Look through the listing below and give the number of lines that hold "Head". Say nothing more.

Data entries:
○ ○ ○ ○

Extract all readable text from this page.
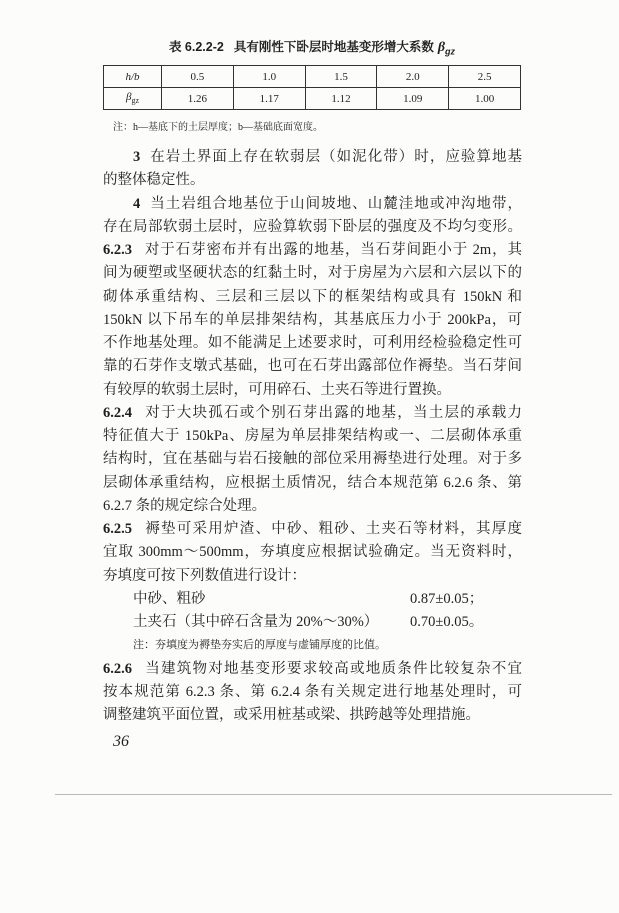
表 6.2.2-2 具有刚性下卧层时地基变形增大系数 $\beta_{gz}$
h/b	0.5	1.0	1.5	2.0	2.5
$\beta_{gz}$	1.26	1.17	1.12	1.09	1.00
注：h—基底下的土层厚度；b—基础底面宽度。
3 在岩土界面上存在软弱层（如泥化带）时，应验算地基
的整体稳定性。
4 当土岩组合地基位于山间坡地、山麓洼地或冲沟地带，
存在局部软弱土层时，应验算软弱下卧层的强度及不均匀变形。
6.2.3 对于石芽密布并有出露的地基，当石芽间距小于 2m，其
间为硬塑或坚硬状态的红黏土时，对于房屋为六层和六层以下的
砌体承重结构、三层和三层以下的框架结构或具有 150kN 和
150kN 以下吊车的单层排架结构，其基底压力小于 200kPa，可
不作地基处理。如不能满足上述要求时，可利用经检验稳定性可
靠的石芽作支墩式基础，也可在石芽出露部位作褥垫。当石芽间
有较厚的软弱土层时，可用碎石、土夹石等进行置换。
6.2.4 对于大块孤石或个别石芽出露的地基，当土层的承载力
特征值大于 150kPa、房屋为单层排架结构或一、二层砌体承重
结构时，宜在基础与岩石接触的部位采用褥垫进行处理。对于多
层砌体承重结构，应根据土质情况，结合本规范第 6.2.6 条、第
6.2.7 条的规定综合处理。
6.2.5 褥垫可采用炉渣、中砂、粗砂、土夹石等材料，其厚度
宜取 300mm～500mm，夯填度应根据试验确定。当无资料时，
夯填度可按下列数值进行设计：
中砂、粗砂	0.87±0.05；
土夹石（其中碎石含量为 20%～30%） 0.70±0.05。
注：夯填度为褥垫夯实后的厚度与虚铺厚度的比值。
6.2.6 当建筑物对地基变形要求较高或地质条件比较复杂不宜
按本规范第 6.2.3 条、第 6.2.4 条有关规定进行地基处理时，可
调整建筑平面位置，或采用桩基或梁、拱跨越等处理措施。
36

○ ○ ○ ○

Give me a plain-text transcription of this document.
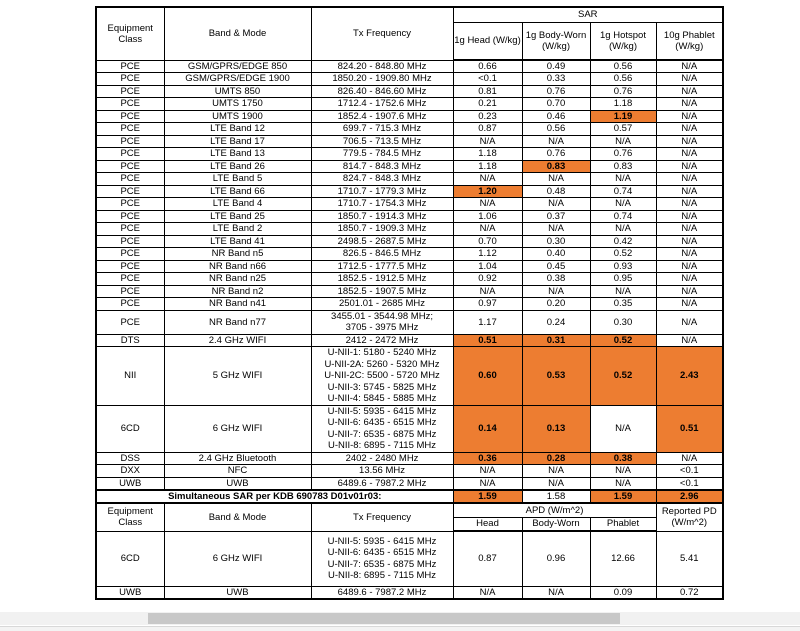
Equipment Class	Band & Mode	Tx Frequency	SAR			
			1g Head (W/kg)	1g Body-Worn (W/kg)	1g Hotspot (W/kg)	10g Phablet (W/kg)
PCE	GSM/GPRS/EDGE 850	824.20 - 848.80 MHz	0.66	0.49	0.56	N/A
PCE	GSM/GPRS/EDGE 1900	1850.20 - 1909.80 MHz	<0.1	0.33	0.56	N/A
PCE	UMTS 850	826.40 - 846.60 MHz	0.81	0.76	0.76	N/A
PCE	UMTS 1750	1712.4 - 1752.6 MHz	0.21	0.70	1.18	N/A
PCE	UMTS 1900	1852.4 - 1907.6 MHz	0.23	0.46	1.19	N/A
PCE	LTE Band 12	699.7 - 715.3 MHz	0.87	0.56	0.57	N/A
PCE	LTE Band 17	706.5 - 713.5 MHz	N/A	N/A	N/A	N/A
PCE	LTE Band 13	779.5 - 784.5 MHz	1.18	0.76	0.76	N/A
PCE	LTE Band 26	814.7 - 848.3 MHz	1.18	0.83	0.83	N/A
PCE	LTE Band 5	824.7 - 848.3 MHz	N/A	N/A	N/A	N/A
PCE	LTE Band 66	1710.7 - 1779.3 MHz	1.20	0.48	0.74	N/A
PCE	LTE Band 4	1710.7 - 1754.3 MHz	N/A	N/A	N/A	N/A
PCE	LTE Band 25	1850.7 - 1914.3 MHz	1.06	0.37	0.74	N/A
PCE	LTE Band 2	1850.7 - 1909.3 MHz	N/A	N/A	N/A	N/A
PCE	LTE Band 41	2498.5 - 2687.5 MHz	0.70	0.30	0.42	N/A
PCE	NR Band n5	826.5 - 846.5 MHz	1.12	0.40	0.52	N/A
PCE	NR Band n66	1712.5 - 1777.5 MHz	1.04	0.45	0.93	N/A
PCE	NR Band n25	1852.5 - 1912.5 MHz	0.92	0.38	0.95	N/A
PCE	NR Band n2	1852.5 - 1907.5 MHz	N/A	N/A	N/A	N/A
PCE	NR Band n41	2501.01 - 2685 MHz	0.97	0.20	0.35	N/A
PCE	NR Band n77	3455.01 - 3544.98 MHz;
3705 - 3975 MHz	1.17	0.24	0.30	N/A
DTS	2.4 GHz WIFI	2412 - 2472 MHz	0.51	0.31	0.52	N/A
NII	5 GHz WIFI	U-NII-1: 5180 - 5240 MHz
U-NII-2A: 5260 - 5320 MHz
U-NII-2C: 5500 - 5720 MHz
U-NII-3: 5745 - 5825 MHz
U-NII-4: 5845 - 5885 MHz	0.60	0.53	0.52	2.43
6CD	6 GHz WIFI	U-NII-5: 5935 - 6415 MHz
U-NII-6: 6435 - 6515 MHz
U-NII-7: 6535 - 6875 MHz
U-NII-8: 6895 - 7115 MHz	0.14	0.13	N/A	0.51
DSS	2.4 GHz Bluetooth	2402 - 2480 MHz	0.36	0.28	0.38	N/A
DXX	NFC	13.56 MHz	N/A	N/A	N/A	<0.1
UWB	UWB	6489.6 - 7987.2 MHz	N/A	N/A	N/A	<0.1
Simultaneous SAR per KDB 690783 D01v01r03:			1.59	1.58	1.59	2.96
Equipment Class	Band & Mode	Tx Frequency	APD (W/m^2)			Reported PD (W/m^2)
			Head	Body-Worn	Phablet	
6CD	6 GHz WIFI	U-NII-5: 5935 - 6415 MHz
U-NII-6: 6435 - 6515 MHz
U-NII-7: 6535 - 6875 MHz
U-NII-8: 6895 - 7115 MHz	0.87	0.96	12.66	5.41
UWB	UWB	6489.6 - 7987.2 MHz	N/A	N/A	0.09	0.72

○ ○ ○ ○

Expected output> 2